## Your objective
Every record that follows should be written out word for word; the pictures stay out.
/---
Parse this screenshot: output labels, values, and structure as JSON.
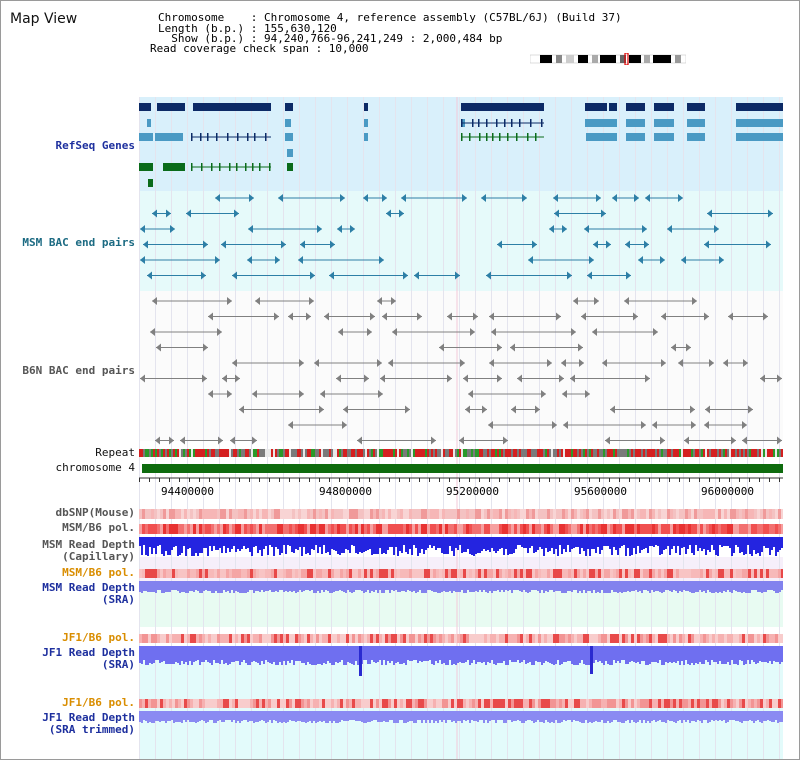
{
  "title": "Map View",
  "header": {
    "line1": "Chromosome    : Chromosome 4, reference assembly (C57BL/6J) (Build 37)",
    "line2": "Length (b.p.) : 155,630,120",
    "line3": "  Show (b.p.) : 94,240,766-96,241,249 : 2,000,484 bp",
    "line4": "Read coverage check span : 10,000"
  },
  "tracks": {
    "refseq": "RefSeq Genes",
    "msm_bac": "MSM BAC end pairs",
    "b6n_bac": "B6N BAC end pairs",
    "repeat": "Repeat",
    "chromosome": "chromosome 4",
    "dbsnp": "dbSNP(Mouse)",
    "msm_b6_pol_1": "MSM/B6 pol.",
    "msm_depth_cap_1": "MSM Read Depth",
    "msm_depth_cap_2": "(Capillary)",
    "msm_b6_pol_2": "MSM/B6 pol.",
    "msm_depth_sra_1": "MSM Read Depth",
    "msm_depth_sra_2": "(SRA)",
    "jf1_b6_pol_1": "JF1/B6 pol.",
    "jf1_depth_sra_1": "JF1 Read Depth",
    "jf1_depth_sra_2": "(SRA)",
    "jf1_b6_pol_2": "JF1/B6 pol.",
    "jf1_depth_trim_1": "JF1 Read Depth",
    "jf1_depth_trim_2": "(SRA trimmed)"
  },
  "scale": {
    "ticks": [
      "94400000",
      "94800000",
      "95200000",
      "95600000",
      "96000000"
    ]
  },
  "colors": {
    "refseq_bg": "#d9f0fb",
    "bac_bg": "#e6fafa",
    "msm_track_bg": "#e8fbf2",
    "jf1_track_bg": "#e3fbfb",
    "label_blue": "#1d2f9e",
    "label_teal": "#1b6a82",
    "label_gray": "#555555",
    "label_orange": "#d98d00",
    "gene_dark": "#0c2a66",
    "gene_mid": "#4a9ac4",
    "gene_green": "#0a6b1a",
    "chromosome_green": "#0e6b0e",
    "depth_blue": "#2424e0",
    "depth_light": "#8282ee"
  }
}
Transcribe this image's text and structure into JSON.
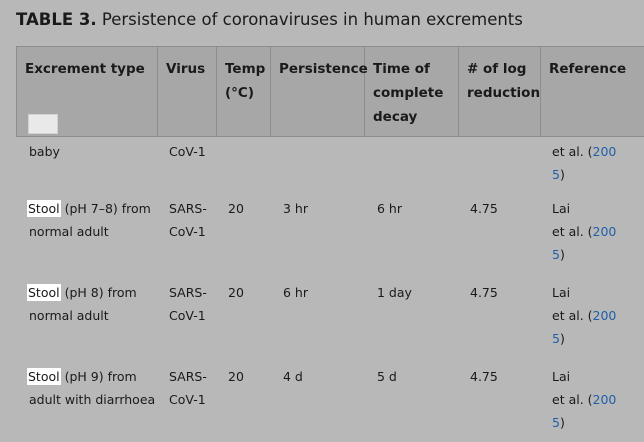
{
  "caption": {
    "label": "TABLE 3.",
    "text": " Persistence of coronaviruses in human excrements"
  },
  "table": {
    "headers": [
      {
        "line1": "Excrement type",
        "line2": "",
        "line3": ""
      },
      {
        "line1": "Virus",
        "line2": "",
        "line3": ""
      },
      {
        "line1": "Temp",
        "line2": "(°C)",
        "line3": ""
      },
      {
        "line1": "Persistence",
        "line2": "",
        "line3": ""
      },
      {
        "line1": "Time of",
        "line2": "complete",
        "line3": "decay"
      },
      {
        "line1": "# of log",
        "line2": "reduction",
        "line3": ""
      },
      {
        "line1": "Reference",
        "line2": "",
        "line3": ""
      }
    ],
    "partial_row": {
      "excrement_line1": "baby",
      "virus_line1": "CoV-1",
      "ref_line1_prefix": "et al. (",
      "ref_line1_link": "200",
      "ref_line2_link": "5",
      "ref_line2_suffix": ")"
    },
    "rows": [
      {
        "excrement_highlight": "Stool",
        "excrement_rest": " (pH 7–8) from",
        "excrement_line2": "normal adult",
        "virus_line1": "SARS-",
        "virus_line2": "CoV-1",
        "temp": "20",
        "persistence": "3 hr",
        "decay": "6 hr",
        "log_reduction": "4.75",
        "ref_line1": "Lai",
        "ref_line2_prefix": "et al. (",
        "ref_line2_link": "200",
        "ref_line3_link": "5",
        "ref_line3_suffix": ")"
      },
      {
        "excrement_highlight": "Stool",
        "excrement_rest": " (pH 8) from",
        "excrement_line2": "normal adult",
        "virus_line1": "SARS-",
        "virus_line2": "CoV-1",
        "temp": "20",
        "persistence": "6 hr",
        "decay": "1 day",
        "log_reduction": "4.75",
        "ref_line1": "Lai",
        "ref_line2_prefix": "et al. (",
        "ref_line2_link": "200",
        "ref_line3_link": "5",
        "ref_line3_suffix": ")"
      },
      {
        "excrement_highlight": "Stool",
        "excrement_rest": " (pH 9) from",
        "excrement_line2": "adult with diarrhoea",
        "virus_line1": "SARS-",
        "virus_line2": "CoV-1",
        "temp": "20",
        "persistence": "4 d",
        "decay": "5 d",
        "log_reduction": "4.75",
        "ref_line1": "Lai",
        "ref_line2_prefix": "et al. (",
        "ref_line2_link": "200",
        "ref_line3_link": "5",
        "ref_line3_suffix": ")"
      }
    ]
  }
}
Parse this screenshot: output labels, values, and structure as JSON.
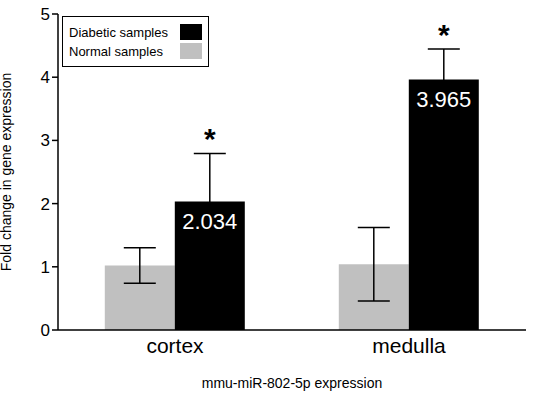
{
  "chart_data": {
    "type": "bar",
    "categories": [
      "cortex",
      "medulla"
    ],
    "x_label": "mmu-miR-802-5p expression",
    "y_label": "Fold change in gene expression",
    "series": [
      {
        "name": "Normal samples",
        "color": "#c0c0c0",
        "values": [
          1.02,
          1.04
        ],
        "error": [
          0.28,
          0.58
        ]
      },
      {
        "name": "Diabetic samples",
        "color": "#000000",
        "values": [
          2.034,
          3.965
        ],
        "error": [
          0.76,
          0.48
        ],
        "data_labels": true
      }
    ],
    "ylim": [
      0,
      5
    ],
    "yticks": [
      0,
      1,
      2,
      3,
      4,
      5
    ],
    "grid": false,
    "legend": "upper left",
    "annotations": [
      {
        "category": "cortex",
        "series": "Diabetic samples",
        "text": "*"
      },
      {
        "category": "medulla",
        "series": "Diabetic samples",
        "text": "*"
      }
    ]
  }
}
\---
## Solution
Parse this screenshot: output labels, values, and structure as JSON.
{
  "title": "Map View",
  "header": {
    "line1": "Chromosome    : Chromosome 4, reference assembly (C57BL/6J) (Build 37)",
    "line2": "Length (b.p.) : 155,630,120",
    "line3": "  Show (b.p.) : 94,240,766-96,241,249 : 2,000,484 bp",
    "line4": "Read coverage check span : 10,000"
  },
  "tracks": {
    "refseq": "RefSeq Genes",
    "msm_bac": "MSM BAC end pairs",
    "b6n_bac": "B6N BAC end pairs",
    "repeat": "Repeat",
    "chromosome": "chromosome 4",
    "dbsnp": "dbSNP(Mouse)",
    "msm_b6_pol_1": "MSM/B6 pol.",
    "msm_depth_cap_1": "MSM Read Depth",
    "msm_depth_cap_2": "(Capillary)",
    "msm_b6_pol_2": "MSM/B6 pol.",
    "msm_depth_sra_1": "MSM Read Depth",
    "msm_depth_sra_2": "(SRA)",
    "jf1_b6_pol_1": "JF1/B6 pol.",
    "jf1_depth_sra_1": "JF1 Read Depth",
    "jf1_depth_sra_2": "(SRA)",
    "jf1_b6_pol_2": "JF1/B6 pol.",
    "jf1_depth_trim_1": "JF1 Read Depth",
    "jf1_depth_trim_2": "(SRA trimmed)"
  },
  "scale": {
    "ticks": [
      "94400000",
      "94800000",
      "95200000",
      "95600000",
      "96000000"
    ]
  },
  "colors": {
    "refseq_bg": "#d9f0fb",
    "bac_bg": "#e6fafa",
    "msm_track_bg": "#e8fbf2",
    "jf1_track_bg": "#e3fbfb",
    "label_blue": "#1d2f9e",
    "label_teal": "#1b6a82",
    "label_gray": "#555555",
    "label_orange": "#d98d00",
    "gene_dark": "#0c2a66",
    "gene_mid": "#4a9ac4",
    "gene_green": "#0a6b1a",
    "chromosome_green": "#0e6b0e",
    "depth_blue": "#2424e0",
    "depth_light": "#8282ee"
  }
}
Transcribe this image's text and structure into JSON.
{
  "caption": {
    "label": "TABLE 3.",
    "text": " Persistence of coronaviruses in human excrements"
  },
  "table": {
    "headers": [
      {
        "line1": "Excrement type",
        "line2": "",
        "line3": ""
      },
      {
        "line1": "Virus",
        "line2": "",
        "line3": ""
      },
      {
        "line1": "Temp",
        "line2": "(°C)",
        "line3": ""
      },
      {
        "line1": "Persistence",
        "line2": "",
        "line3": ""
      },
      {
        "line1": "Time of",
        "line2": "complete",
        "line3": "decay"
      },
      {
        "line1": "# of log",
        "line2": "reduction",
        "line3": ""
      },
      {
        "line1": "Reference",
        "line2": "",
        "line3": ""
      }
    ],
    "partial_row": {
      "excrement_line1": "baby",
      "virus_line1": "CoV-1",
      "ref_line1_prefix": "et al. (",
      "ref_line1_link": "200",
      "ref_line2_link": "5",
      "ref_line2_suffix": ")"
    },
    "rows": [
      {
        "excrement_highlight": "Stool",
        "excrement_rest": " (pH 7–8) from",
        "excrement_line2": "normal adult",
        "virus_line1": "SARS-",
        "virus_line2": "CoV-1",
        "temp": "20",
        "persistence": "3 hr",
        "decay": "6 hr",
        "log_reduction": "4.75",
        "ref_line1": "Lai",
        "ref_line2_prefix": "et al. (",
        "ref_line2_link": "200",
        "ref_line3_link": "5",
        "ref_line3_suffix": ")"
      },
      {
        "excrement_highlight": "Stool",
        "excrement_rest": " (pH 8) from",
        "excrement_line2": "normal adult",
        "virus_line1": "SARS-",
        "virus_line2": "CoV-1",
        "temp": "20",
        "persistence": "6 hr",
        "decay": "1 day",
        "log_reduction": "4.75",
        "ref_line1": "Lai",
        "ref_line2_prefix": "et al. (",
        "ref_line2_link": "200",
        "ref_line3_link": "5",
        "ref_line3_suffix": ")"
      },
      {
        "excrement_highlight": "Stool",
        "excrement_rest": " (pH 9) from",
        "excrement_line2": "adult with diarrhoea",
        "virus_line1": "SARS-",
        "virus_line2": "CoV-1",
        "temp": "20",
        "persistence": "4 d",
        "decay": "5 d",
        "log_reduction": "4.75",
        "ref_line1": "Lai",
        "ref_line2_prefix": "et al. (",
        "ref_line2_link": "200",
        "ref_line3_link": "5",
        "ref_line3_suffix": ")"
      }
    ]
  }
}
Parse this screenshot: output labels, values, and structure as JSON.
{
  "chart_data": {
    "type": "bar",
    "categories": [
      "cortex",
      "medulla"
    ],
    "x_label": "mmu-miR-802-5p expression",
    "y_label": "Fold change in gene expression",
    "series": [
      {
        "name": "Normal samples",
        "color": "#c0c0c0",
        "values": [
          1.02,
          1.04
        ],
        "error": [
          0.28,
          0.58
        ]
      },
      {
        "name": "Diabetic samples",
        "color": "#000000",
        "values": [
          2.034,
          3.965
        ],
        "error": [
          0.76,
          0.48
        ],
        "data_labels": true
      }
    ],
    "ylim": [
      0,
      5
    ],
    "yticks": [
      0,
      1,
      2,
      3,
      4,
      5
    ],
    "grid": false,
    "legend": "upper left",
    "annotations": [
      {
        "category": "cortex",
        "series": "Diabetic samples",
        "text": "*"
      },
      {
        "category": "medulla",
        "series": "Diabetic samples",
        "text": "*"
      }
    ]
  }
}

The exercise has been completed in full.